■ **Work required**
Copy out each line that includes the word "Photometric".

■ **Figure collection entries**
########################################

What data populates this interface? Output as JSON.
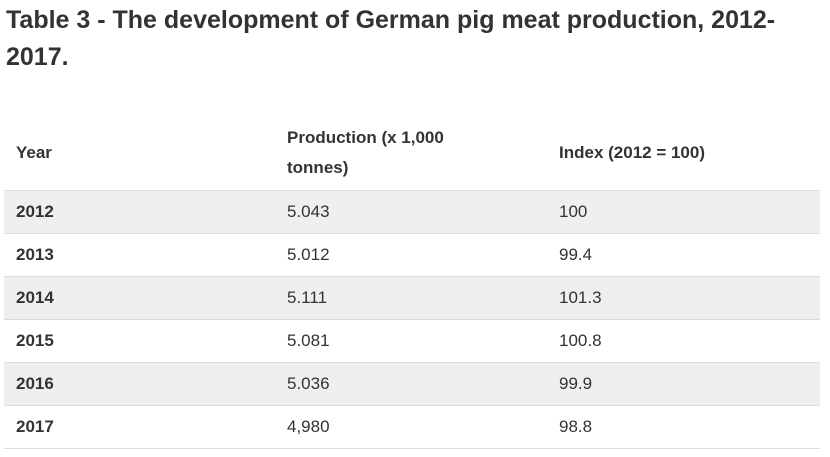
{
  "title": "Table 3 - The development of German pig meat production, 2012-2017.",
  "table": {
    "headers": {
      "year": "Year",
      "production": "Production (x 1,000 tonnes)",
      "index": "Index (2012 = 100)"
    },
    "rows": [
      {
        "year": "2012",
        "production": "5.043",
        "index": "100"
      },
      {
        "year": "2013",
        "production": "5.012",
        "index": "99.4"
      },
      {
        "year": "2014",
        "production": "5.111",
        "index": "101.3"
      },
      {
        "year": "2015",
        "production": "5.081",
        "index": "100.8"
      },
      {
        "year": "2016",
        "production": "5.036",
        "index": "99.9"
      },
      {
        "year": "2017",
        "production": "4,980",
        "index": "98.8"
      }
    ]
  }
}
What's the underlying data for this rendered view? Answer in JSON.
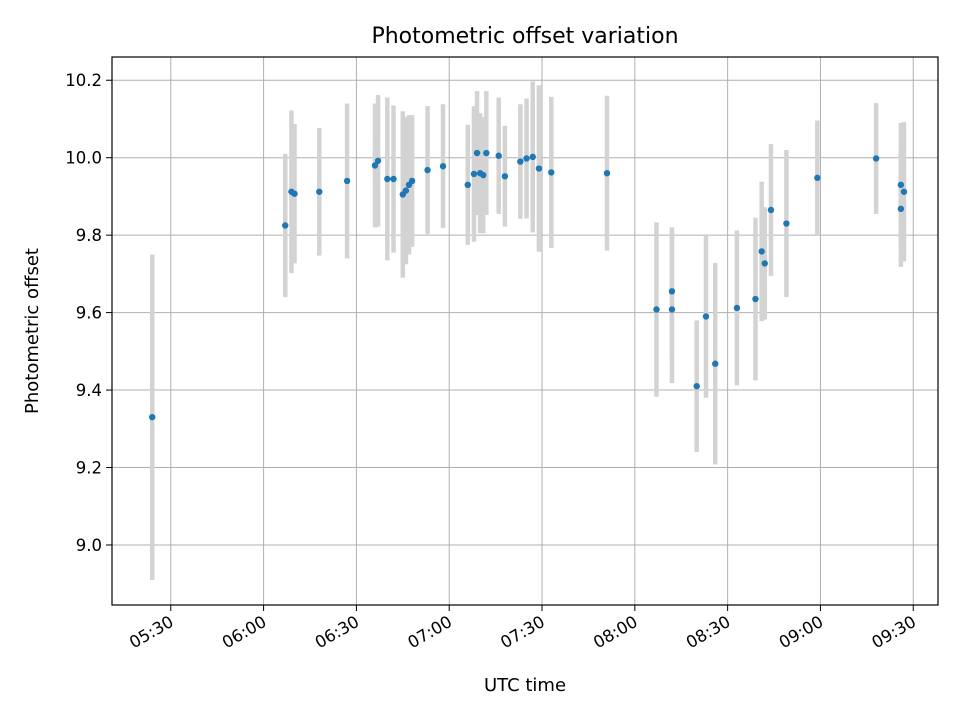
{
  "chart_data": {
    "type": "scatter",
    "title": "Photometric offset variation",
    "xlabel": "UTC time",
    "ylabel": "Photometric offset",
    "x_unit": "UTC time (HH:MM)",
    "xlim": [
      "05:11",
      "09:38"
    ],
    "ylim": [
      8.845,
      10.26
    ],
    "xticks": [
      "05:30",
      "06:00",
      "06:30",
      "07:00",
      "07:30",
      "08:00",
      "08:30",
      "09:00",
      "09:30"
    ],
    "yticks": [
      9.0,
      9.2,
      9.4,
      9.6,
      9.8,
      10.0,
      10.2
    ],
    "ytick_labels": [
      "9.0",
      "9.2",
      "9.4",
      "9.6",
      "9.8",
      "10.0",
      "10.2"
    ],
    "grid": true,
    "colors": {
      "points": "#1f77b4",
      "errorbars": "#d3d3d3",
      "grid": "#b0b0b0"
    },
    "points": [
      {
        "x": "05:24",
        "y": 9.33,
        "err": 0.42
      },
      {
        "x": "06:07",
        "y": 9.825,
        "err": 0.185
      },
      {
        "x": "06:09",
        "y": 9.912,
        "err": 0.21
      },
      {
        "x": "06:10",
        "y": 9.907,
        "err": 0.18
      },
      {
        "x": "06:18",
        "y": 9.912,
        "err": 0.165
      },
      {
        "x": "06:27",
        "y": 9.94,
        "err": 0.2
      },
      {
        "x": "06:36",
        "y": 9.98,
        "err": 0.16
      },
      {
        "x": "06:37",
        "y": 9.992,
        "err": 0.17
      },
      {
        "x": "06:40",
        "y": 9.945,
        "err": 0.21
      },
      {
        "x": "06:42",
        "y": 9.945,
        "err": 0.19
      },
      {
        "x": "06:45",
        "y": 9.905,
        "err": 0.215
      },
      {
        "x": "06:46",
        "y": 9.915,
        "err": 0.19
      },
      {
        "x": "06:47",
        "y": 9.93,
        "err": 0.18
      },
      {
        "x": "06:48",
        "y": 9.94,
        "err": 0.17
      },
      {
        "x": "06:53",
        "y": 9.968,
        "err": 0.165
      },
      {
        "x": "06:58",
        "y": 9.978,
        "err": 0.16
      },
      {
        "x": "07:06",
        "y": 9.93,
        "err": 0.155
      },
      {
        "x": "07:08",
        "y": 9.958,
        "err": 0.175
      },
      {
        "x": "07:09",
        "y": 10.012,
        "err": 0.16
      },
      {
        "x": "07:10",
        "y": 9.96,
        "err": 0.155
      },
      {
        "x": "07:11",
        "y": 9.955,
        "err": 0.15
      },
      {
        "x": "07:12",
        "y": 10.012,
        "err": 0.16
      },
      {
        "x": "07:16",
        "y": 10.005,
        "err": 0.15
      },
      {
        "x": "07:18",
        "y": 9.952,
        "err": 0.13
      },
      {
        "x": "07:23",
        "y": 9.99,
        "err": 0.148
      },
      {
        "x": "07:25",
        "y": 9.998,
        "err": 0.155
      },
      {
        "x": "07:27",
        "y": 10.002,
        "err": 0.195
      },
      {
        "x": "07:29",
        "y": 9.972,
        "err": 0.215
      },
      {
        "x": "07:33",
        "y": 9.962,
        "err": 0.195
      },
      {
        "x": "07:51",
        "y": 9.96,
        "err": 0.2
      },
      {
        "x": "08:07",
        "y": 9.608,
        "err": 0.225
      },
      {
        "x": "08:12",
        "y": 9.608,
        "err": 0.19
      },
      {
        "x": "08:12",
        "y": 9.655,
        "err": 0.165
      },
      {
        "x": "08:20",
        "y": 9.41,
        "err": 0.17
      },
      {
        "x": "08:23",
        "y": 9.59,
        "err": 0.21
      },
      {
        "x": "08:26",
        "y": 9.468,
        "err": 0.26
      },
      {
        "x": "08:33",
        "y": 9.612,
        "err": 0.2
      },
      {
        "x": "08:39",
        "y": 9.635,
        "err": 0.21
      },
      {
        "x": "08:41",
        "y": 9.758,
        "err": 0.18
      },
      {
        "x": "08:42",
        "y": 9.727,
        "err": 0.145
      },
      {
        "x": "08:44",
        "y": 9.865,
        "err": 0.17
      },
      {
        "x": "08:49",
        "y": 9.83,
        "err": 0.19
      },
      {
        "x": "08:59",
        "y": 9.948,
        "err": 0.148
      },
      {
        "x": "09:18",
        "y": 9.998,
        "err": 0.143
      },
      {
        "x": "09:26",
        "y": 9.93,
        "err": 0.16
      },
      {
        "x": "09:26",
        "y": 9.868,
        "err": 0.15
      },
      {
        "x": "09:27",
        "y": 9.912,
        "err": 0.18
      }
    ]
  }
}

########################################

■ **Result of this task**
    "title": "Photometric offset variation",
    "ylabel": "Photometric offset",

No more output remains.